What is expected =>
All the records that follow need to be reproduced exactly. Omit the images.

-- start --

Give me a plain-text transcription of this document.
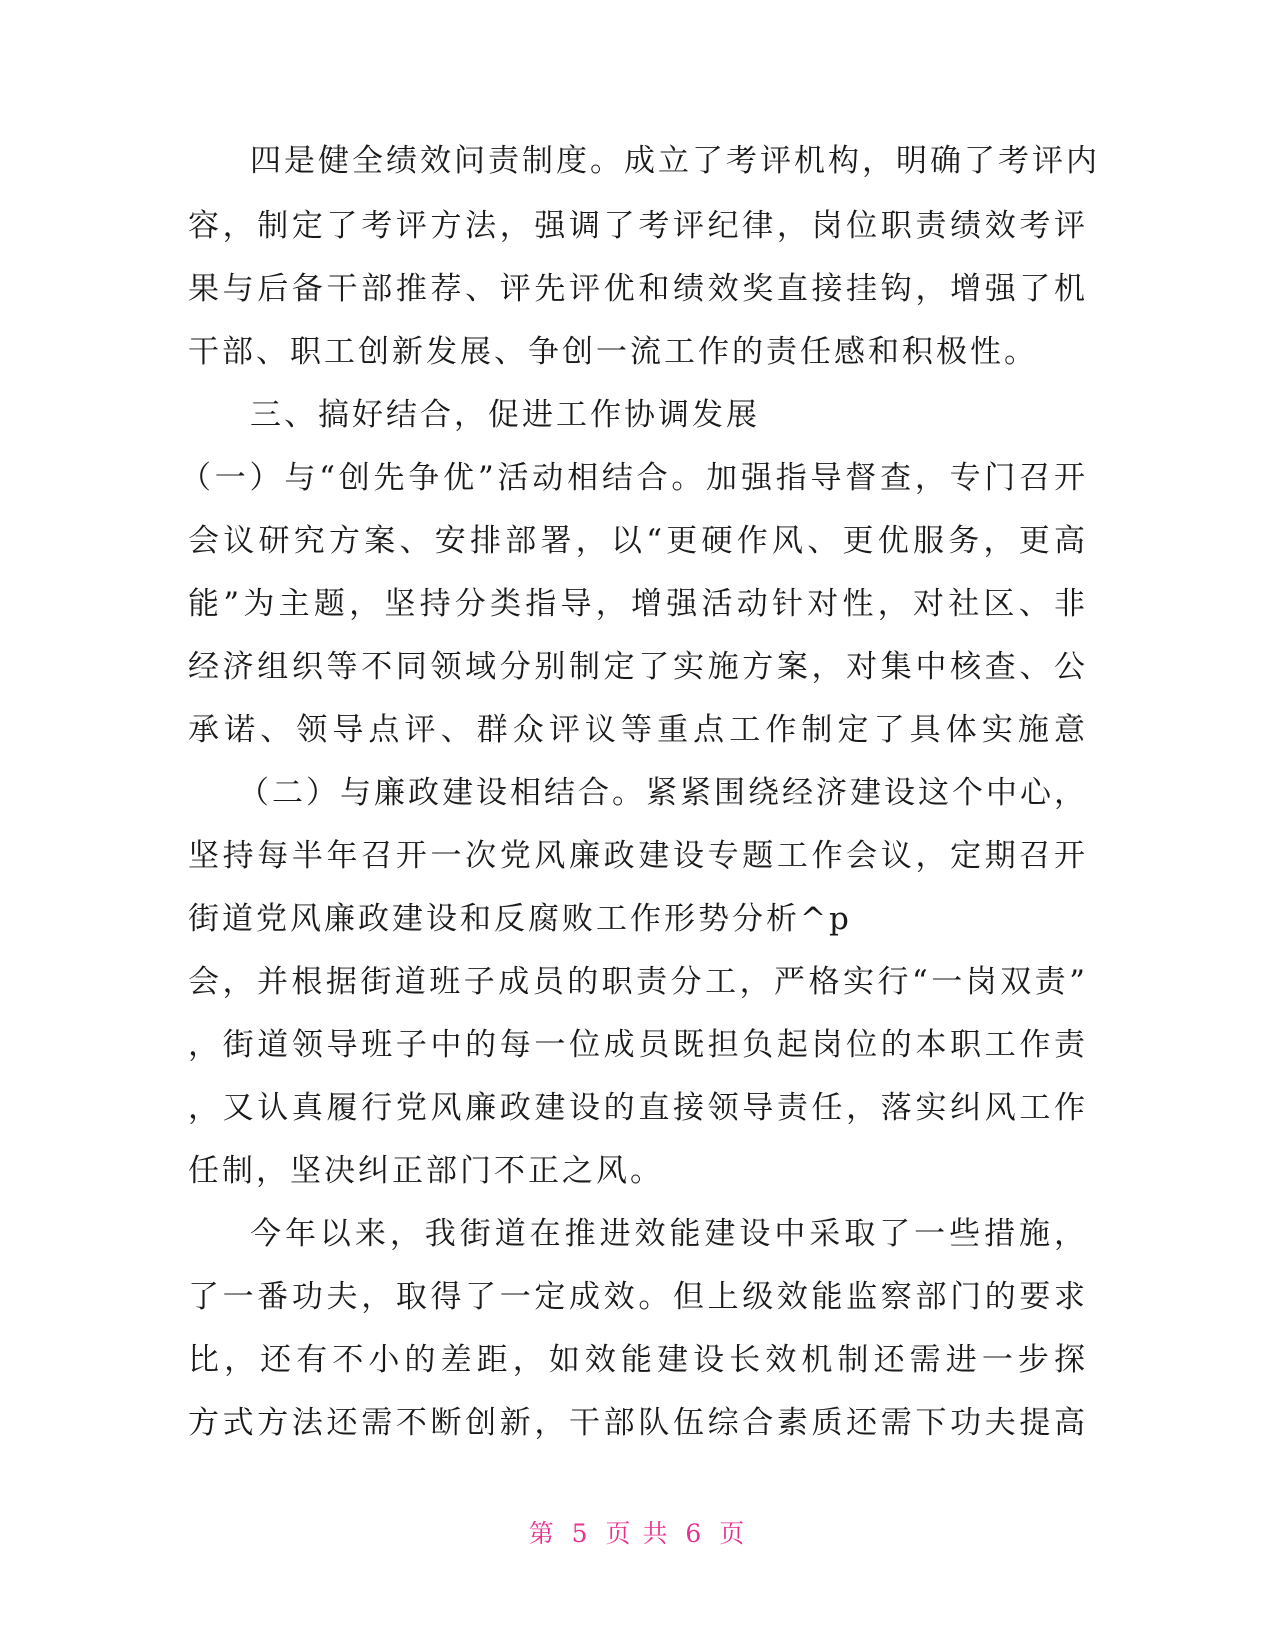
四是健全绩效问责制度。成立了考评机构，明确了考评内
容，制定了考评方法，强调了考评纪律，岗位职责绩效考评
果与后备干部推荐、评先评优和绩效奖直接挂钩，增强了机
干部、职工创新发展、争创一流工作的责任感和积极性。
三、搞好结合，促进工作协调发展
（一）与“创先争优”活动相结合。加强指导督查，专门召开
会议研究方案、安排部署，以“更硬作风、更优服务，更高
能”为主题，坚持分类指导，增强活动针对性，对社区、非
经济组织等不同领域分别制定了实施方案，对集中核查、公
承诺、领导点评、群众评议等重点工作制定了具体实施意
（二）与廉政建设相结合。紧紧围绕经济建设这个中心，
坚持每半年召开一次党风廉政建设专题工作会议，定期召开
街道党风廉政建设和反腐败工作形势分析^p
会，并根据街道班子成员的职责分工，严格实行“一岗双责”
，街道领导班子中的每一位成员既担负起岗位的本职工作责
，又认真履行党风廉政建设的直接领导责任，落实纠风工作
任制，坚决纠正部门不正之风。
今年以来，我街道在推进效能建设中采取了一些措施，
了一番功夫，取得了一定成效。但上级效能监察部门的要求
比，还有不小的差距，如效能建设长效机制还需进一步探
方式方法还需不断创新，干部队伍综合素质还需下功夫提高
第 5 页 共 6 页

-- end --

Answer =>
Give me a plain-text transcription of this document.
四是健全绩效问责制度。成立了考评机构，明确了考评内
容，制定了考评方法，强调了考评纪律，岗位职责绩效考评
果与后备干部推荐、评先评优和绩效奖直接挂钩，增强了机
干部、职工创新发展、争创一流工作的责任感和积极性。
三、搞好结合，促进工作协调发展
（一）与“创先争优”活动相结合。加强指导督查，专门召开
会议研究方案、安排部署，以“更硬作风、更优服务，更高
能”为主题，坚持分类指导，增强活动针对性，对社区、非
经济组织等不同领域分别制定了实施方案，对集中核查、公
承诺、领导点评、群众评议等重点工作制定了具体实施意
（二）与廉政建设相结合。紧紧围绕经济建设这个中心，
坚持每半年召开一次党风廉政建设专题工作会议，定期召开
街道党风廉政建设和反腐败工作形势分析^p
会，并根据街道班子成员的职责分工，严格实行“一岗双责”
，街道领导班子中的每一位成员既担负起岗位的本职工作责
，又认真履行党风廉政建设的直接领导责任，落实纠风工作
任制，坚决纠正部门不正之风。
今年以来，我街道在推进效能建设中采取了一些措施，
了一番功夫，取得了一定成效。但上级效能监察部门的要求
比，还有不小的差距，如效能建设长效机制还需进一步探
方式方法还需不断创新，干部队伍综合素质还需下功夫提高
第 5 页 共 6 页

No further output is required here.